** Instruction **
Where a line in the listing below contains the word "ylabel", copy that line.

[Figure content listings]
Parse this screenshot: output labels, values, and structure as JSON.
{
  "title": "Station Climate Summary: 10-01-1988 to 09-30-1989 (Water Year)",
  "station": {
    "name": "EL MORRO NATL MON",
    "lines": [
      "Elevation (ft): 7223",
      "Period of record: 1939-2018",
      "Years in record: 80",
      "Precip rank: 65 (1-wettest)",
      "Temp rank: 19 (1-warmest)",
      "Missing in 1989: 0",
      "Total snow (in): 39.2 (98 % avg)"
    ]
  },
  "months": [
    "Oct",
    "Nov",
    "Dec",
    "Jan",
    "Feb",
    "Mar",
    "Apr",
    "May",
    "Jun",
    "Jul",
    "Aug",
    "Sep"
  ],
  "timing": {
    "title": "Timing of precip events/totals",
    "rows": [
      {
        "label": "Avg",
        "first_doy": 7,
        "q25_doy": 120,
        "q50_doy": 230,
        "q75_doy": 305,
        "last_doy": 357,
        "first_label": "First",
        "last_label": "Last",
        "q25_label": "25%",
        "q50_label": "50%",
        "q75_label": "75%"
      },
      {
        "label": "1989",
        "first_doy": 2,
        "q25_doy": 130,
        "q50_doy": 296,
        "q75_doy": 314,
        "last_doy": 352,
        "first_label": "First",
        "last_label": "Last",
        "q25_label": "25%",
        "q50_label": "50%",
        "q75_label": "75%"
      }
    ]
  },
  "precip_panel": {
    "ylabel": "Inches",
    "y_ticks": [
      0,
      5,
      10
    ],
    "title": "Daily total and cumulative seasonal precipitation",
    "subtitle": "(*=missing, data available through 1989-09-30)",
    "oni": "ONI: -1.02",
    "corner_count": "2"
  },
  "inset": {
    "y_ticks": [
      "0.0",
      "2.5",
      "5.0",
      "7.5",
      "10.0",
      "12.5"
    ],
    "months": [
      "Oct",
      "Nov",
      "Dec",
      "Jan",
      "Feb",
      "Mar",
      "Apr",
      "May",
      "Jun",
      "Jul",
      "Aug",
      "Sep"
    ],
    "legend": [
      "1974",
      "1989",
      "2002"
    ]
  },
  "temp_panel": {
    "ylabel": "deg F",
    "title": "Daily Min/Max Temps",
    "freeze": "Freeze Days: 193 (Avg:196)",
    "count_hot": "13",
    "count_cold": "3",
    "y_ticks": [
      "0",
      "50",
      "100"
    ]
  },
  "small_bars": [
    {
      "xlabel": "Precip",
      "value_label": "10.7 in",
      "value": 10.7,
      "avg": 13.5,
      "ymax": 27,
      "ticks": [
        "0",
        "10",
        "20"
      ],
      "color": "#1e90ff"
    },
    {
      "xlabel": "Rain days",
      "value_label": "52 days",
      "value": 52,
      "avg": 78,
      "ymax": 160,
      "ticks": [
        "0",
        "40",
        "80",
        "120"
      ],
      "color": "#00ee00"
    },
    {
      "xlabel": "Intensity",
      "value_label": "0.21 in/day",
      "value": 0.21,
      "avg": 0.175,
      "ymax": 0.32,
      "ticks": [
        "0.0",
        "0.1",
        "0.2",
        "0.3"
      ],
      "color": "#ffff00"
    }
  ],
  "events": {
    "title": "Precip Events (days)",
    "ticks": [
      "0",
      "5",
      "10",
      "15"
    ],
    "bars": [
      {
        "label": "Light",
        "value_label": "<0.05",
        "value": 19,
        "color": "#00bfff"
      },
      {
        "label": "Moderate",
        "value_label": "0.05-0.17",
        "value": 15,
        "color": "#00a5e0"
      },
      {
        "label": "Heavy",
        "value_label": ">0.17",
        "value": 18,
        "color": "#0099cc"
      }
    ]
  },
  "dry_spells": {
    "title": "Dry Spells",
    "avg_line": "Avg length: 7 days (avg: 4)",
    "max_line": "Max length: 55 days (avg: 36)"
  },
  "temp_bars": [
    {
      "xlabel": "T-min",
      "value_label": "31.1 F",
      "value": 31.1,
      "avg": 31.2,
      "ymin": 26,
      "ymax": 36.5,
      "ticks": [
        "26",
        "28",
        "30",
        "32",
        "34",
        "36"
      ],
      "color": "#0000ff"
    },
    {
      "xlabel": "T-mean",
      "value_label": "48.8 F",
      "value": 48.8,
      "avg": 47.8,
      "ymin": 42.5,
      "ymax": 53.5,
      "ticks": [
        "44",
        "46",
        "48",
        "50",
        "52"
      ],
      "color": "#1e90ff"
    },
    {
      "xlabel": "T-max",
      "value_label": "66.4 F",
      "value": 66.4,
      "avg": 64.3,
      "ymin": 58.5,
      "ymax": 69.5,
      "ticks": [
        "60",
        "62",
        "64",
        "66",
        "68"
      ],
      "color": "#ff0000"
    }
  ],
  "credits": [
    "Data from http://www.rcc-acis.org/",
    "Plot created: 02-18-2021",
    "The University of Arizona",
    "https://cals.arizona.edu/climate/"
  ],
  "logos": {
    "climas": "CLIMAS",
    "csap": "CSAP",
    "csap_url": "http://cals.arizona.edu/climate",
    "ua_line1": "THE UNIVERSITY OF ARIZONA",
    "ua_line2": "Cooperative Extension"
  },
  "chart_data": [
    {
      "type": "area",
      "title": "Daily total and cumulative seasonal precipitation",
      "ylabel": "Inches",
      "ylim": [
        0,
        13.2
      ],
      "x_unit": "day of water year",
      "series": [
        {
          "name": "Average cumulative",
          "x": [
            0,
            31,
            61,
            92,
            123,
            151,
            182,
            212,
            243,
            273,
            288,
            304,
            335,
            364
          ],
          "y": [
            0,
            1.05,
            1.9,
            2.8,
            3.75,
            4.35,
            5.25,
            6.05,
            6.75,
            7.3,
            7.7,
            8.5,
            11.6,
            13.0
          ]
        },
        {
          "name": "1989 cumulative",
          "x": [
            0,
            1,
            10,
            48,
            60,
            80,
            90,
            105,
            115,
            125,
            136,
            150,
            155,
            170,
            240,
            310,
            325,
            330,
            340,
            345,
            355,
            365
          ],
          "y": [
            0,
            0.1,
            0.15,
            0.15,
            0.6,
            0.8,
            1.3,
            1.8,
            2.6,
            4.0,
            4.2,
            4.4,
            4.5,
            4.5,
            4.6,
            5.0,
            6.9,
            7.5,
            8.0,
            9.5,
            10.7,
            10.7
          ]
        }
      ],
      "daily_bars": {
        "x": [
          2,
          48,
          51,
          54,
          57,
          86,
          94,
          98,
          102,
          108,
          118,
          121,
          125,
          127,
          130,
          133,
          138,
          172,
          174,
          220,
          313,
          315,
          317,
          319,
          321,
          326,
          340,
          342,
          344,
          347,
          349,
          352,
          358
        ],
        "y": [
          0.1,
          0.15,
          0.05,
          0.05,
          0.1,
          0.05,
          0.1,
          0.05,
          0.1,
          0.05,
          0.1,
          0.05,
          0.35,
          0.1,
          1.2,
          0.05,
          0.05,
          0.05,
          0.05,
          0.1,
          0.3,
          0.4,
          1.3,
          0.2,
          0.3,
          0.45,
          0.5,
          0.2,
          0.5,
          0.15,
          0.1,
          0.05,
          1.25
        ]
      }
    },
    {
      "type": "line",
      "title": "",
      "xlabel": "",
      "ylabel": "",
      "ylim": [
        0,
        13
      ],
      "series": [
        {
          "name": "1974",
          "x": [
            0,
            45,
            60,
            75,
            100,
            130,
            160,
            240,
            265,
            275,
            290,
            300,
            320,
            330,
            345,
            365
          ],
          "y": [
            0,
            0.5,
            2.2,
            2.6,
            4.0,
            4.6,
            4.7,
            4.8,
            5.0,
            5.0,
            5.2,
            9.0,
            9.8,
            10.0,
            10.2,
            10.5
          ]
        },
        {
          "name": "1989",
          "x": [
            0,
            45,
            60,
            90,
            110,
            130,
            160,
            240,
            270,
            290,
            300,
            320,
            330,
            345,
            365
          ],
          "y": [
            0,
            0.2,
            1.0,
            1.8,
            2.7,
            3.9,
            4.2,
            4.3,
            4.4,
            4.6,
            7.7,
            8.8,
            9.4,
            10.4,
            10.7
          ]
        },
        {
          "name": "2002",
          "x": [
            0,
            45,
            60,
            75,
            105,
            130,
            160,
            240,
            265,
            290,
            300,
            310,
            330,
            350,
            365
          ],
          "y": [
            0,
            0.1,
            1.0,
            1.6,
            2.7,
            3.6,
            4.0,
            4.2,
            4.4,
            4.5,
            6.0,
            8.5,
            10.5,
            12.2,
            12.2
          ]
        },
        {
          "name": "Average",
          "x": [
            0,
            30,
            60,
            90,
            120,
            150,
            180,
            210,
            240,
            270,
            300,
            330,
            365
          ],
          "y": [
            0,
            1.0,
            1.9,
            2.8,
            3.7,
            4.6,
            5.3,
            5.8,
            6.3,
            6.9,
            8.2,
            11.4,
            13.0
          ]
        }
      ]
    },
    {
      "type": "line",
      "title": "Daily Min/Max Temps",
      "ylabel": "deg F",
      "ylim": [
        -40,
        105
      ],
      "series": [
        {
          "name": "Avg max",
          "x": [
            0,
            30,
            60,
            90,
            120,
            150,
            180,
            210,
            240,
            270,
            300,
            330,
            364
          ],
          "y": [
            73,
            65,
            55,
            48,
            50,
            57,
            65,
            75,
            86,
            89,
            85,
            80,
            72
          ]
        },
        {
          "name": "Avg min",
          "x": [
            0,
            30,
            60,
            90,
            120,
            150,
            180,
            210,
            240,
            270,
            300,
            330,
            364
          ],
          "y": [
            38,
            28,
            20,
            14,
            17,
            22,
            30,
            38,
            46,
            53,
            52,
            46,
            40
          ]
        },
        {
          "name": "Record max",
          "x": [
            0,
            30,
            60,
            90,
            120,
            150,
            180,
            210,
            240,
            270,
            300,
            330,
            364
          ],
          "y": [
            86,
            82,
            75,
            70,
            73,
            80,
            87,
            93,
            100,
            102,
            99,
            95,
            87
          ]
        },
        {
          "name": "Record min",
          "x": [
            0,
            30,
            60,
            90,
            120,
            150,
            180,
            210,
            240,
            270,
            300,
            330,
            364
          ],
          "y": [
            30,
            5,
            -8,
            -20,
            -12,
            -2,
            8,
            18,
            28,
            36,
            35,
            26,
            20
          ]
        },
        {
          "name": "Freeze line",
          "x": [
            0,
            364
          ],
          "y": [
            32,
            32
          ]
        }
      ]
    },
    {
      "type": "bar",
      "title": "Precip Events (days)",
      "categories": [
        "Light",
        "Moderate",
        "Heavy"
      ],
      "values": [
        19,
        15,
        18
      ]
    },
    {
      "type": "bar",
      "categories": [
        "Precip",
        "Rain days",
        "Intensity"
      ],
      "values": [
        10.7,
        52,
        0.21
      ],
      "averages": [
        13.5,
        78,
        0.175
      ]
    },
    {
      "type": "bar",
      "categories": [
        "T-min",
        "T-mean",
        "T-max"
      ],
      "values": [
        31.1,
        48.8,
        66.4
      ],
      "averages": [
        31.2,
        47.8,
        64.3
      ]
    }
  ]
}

** Solution to the exercise **
    "ylabel": "Inches",
    "ylabel": "deg F",
      "ylabel": "Inches",
      "ylabel": "",
      "ylabel": "deg F",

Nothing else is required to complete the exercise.